## Request
Present the following data again exactly as it is shown.

## Working data
--- Begin ---

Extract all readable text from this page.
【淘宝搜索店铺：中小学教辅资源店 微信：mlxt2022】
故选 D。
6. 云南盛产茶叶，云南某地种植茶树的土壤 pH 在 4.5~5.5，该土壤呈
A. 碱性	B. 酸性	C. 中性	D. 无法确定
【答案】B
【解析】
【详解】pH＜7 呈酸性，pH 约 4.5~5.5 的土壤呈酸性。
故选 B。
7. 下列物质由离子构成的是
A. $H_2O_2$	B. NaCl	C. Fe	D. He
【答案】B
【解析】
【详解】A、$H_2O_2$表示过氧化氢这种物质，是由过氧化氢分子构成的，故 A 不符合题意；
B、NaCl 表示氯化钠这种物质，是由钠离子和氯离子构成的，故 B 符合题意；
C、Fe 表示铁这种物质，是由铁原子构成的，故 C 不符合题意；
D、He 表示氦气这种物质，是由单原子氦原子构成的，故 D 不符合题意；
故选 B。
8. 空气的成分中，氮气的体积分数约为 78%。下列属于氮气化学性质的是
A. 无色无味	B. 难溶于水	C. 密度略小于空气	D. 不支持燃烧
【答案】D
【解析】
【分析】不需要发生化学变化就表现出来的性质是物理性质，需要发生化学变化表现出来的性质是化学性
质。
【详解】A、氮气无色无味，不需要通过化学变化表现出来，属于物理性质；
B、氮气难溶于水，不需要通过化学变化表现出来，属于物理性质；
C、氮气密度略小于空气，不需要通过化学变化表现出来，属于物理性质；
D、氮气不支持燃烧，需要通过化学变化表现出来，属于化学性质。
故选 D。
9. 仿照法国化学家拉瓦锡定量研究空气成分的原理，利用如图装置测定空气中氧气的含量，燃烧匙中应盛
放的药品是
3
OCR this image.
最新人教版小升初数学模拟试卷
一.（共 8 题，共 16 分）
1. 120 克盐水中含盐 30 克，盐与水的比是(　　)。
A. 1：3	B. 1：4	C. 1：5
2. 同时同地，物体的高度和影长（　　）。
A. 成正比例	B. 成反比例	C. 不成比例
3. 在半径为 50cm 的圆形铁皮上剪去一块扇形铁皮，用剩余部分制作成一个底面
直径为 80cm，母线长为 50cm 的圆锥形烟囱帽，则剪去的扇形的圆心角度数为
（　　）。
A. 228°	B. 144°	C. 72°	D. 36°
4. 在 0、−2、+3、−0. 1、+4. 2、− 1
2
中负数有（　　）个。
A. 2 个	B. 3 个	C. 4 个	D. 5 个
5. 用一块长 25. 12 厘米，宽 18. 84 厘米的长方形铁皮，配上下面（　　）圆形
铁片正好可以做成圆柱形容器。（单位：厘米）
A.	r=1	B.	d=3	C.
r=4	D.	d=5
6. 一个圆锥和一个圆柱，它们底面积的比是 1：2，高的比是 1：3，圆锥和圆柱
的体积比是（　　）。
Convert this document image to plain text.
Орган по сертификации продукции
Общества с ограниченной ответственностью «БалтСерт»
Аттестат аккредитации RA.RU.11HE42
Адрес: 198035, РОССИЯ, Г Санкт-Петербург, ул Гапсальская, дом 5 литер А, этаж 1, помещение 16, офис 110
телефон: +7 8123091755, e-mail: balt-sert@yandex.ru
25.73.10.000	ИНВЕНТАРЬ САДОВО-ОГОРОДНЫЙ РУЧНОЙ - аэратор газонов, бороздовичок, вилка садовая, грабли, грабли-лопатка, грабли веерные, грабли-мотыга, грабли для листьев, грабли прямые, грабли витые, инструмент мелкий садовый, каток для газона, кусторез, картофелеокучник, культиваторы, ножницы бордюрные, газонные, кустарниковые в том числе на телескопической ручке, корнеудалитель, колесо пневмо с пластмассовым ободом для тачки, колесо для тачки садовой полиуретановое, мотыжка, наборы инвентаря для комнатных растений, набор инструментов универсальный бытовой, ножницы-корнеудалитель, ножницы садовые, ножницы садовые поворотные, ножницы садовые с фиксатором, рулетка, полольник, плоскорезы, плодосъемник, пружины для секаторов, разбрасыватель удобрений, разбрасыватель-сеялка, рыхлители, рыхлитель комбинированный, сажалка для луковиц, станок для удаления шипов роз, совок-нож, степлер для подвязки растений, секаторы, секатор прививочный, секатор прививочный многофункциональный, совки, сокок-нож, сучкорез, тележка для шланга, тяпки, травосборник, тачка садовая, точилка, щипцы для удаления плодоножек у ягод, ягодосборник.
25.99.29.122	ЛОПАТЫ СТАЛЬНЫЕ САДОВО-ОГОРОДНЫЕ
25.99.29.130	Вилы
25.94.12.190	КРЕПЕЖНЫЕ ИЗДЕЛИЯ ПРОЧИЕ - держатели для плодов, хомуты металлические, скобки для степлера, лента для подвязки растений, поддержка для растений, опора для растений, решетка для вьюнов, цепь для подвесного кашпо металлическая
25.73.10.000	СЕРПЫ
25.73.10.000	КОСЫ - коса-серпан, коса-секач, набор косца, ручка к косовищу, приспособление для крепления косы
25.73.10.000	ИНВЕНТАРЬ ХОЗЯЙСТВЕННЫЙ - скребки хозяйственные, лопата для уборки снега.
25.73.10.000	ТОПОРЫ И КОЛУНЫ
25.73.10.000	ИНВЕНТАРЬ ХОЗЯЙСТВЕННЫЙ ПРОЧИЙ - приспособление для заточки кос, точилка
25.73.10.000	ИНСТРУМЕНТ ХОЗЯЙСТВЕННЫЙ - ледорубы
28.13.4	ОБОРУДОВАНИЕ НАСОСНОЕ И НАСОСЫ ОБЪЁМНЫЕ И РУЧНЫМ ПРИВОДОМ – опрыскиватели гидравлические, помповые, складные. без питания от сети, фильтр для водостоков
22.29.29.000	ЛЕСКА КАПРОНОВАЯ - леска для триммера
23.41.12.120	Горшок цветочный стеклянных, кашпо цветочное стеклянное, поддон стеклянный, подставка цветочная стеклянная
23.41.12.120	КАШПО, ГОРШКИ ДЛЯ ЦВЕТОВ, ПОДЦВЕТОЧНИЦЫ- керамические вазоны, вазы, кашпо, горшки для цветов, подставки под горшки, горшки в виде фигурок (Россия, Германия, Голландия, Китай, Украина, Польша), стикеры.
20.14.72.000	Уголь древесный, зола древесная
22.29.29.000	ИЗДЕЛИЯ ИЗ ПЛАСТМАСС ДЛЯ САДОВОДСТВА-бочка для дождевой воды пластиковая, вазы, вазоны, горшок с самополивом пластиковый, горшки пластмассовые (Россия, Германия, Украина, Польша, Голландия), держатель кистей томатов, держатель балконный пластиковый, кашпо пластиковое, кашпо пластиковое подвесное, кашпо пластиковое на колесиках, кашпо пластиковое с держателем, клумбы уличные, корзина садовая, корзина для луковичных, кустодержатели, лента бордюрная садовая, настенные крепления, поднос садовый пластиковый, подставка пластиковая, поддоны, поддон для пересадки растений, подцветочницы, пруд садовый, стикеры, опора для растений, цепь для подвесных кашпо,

--- End ---

## Result for this task
Extract all readable text from this page.
【淘宝搜索店铺：中小学教辅资源店 微信：mlxt2022】
故选 D。
6. 云南盛产茶叶，云南某地种植茶树的土壤 pH 在 4.5~5.5，该土壤呈
A. 碱性	B. 酸性	C. 中性	D. 无法确定
【答案】B
【解析】
【详解】pH＜7 呈酸性，pH 约 4.5~5.5 的土壤呈酸性。
故选 B。
7. 下列物质由离子构成的是
A. $H_2O_2$	B. NaCl	C. Fe	D. He
【答案】B
【解析】
【详解】A、$H_2O_2$表示过氧化氢这种物质，是由过氧化氢分子构成的，故 A 不符合题意；
B、NaCl 表示氯化钠这种物质，是由钠离子和氯离子构成的，故 B 符合题意；
C、Fe 表示铁这种物质，是由铁原子构成的，故 C 不符合题意；
D、He 表示氦气这种物质，是由单原子氦原子构成的，故 D 不符合题意；
故选 B。
8. 空气的成分中，氮气的体积分数约为 78%。下列属于氮气化学性质的是
A. 无色无味	B. 难溶于水	C. 密度略小于空气	D. 不支持燃烧
【答案】D
【解析】
【分析】不需要发生化学变化就表现出来的性质是物理性质，需要发生化学变化表现出来的性质是化学性
质。
【详解】A、氮气无色无味，不需要通过化学变化表现出来，属于物理性质；
B、氮气难溶于水，不需要通过化学变化表现出来，属于物理性质；
C、氮气密度略小于空气，不需要通过化学变化表现出来，属于物理性质；
D、氮气不支持燃烧，需要通过化学变化表现出来，属于化学性质。
故选 D。
9. 仿照法国化学家拉瓦锡定量研究空气成分的原理，利用如图装置测定空气中氧气的含量，燃烧匙中应盛
放的药品是
3
OCR this image.
最新人教版小升初数学模拟试卷
一.（共 8 题，共 16 分）
1. 120 克盐水中含盐 30 克，盐与水的比是(　　)。
A. 1：3	B. 1：4	C. 1：5
2. 同时同地，物体的高度和影长（　　）。
A. 成正比例	B. 成反比例	C. 不成比例
3. 在半径为 50cm 的圆形铁皮上剪去一块扇形铁皮，用剩余部分制作成一个底面
直径为 80cm，母线长为 50cm 的圆锥形烟囱帽，则剪去的扇形的圆心角度数为
（　　）。
A. 228°	B. 144°	C. 72°	D. 36°
4. 在 0、−2、+3、−0. 1、+4. 2、− 1
2
中负数有（　　）个。
A. 2 个	B. 3 个	C. 4 个	D. 5 个
5. 用一块长 25. 12 厘米，宽 18. 84 厘米的长方形铁皮，配上下面（　　）圆形
铁片正好可以做成圆柱形容器。（单位：厘米）
A.	r=1	B.	d=3	C.
r=4	D.	d=5
6. 一个圆锥和一个圆柱，它们底面积的比是 1：2，高的比是 1：3，圆锥和圆柱
的体积比是（　　）。
Convert this document image to plain text.
Орган по сертификации продукции
Общества с ограниченной ответственностью «БалтСерт»
Аттестат аккредитации RA.RU.11HE42
Адрес: 198035, РОССИЯ, Г Санкт-Петербург, ул Гапсальская, дом 5 литер А, этаж 1, помещение 16, офис 110
телефон: +7 8123091755, e-mail: balt-sert@yandex.ru
25.73.10.000	ИНВЕНТАРЬ САДОВО-ОГОРОДНЫЙ РУЧНОЙ - аэратор газонов, бороздовичок, вилка садовая, грабли, грабли-лопатка, грабли веерные, грабли-мотыга, грабли для листьев, грабли прямые, грабли витые, инструмент мелкий садовый, каток для газона, кусторез, картофелеокучник, культиваторы, ножницы бордюрные, газонные, кустарниковые в том числе на телескопической ручке, корнеудалитель, колесо пневмо с пластмассовым ободом для тачки, колесо для тачки садовой полиуретановое, мотыжка, наборы инвентаря для комнатных растений, набор инструментов универсальный бытовой, ножницы-корнеудалитель, ножницы садовые, ножницы садовые поворотные, ножницы садовые с фиксатором, рулетка, полольник, плоскорезы, плодосъемник, пружины для секаторов, разбрасыватель удобрений, разбрасыватель-сеялка, рыхлители, рыхлитель комбинированный, сажалка для луковиц, станок для удаления шипов роз, совок-нож, степлер для подвязки растений, секаторы, секатор прививочный, секатор прививочный многофункциональный, совки, сокок-нож, сучкорез, тележка для шланга, тяпки, травосборник, тачка садовая, точилка, щипцы для удаления плодоножек у ягод, ягодосборник.
25.99.29.122	ЛОПАТЫ СТАЛЬНЫЕ САДОВО-ОГОРОДНЫЕ
25.99.29.130	Вилы
25.94.12.190	КРЕПЕЖНЫЕ ИЗДЕЛИЯ ПРОЧИЕ - держатели для плодов, хомуты металлические, скобки для степлера, лента для подвязки растений, поддержка для растений, опора для растений, решетка для вьюнов, цепь для подвесного кашпо металлическая
25.73.10.000	СЕРПЫ
25.73.10.000	КОСЫ - коса-серпан, коса-секач, набор косца, ручка к косовищу, приспособление для крепления косы
25.73.10.000	ИНВЕНТАРЬ ХОЗЯЙСТВЕННЫЙ - скребки хозяйственные, лопата для уборки снега.
25.73.10.000	ТОПОРЫ И КОЛУНЫ
25.73.10.000	ИНВЕНТАРЬ ХОЗЯЙСТВЕННЫЙ ПРОЧИЙ - приспособление для заточки кос, точилка
25.73.10.000	ИНСТРУМЕНТ ХОЗЯЙСТВЕННЫЙ - ледорубы
28.13.4	ОБОРУДОВАНИЕ НАСОСНОЕ И НАСОСЫ ОБЪЁМНЫЕ И РУЧНЫМ ПРИВОДОМ – опрыскиватели гидравлические, помповые, складные. без питания от сети, фильтр для водостоков
22.29.29.000	ЛЕСКА КАПРОНОВАЯ - леска для триммера
23.41.12.120	Горшок цветочный стеклянных, кашпо цветочное стеклянное, поддон стеклянный, подставка цветочная стеклянная
23.41.12.120	КАШПО, ГОРШКИ ДЛЯ ЦВЕТОВ, ПОДЦВЕТОЧНИЦЫ- керамические вазоны, вазы, кашпо, горшки для цветов, подставки под горшки, горшки в виде фигурок (Россия, Германия, Голландия, Китай, Украина, Польша), стикеры.
20.14.72.000	Уголь древесный, зола древесная
22.29.29.000	ИЗДЕЛИЯ ИЗ ПЛАСТМАСС ДЛЯ САДОВОДСТВА-бочка для дождевой воды пластиковая, вазы, вазоны, горшок с самополивом пластиковый, горшки пластмассовые (Россия, Германия, Украина, Польша, Голландия), держатель кистей томатов, держатель балконный пластиковый, кашпо пластиковое, кашпо пластиковое подвесное, кашпо пластиковое на колесиках, кашпо пластиковое с держателем, клумбы уличные, корзина садовая, корзина для луковичных, кустодержатели, лента бордюрная садовая, настенные крепления, поднос садовый пластиковый, подставка пластиковая, поддоны, поддон для пересадки растений, подцветочницы, пруд садовый, стикеры, опора для растений, цепь для подвесных кашпо,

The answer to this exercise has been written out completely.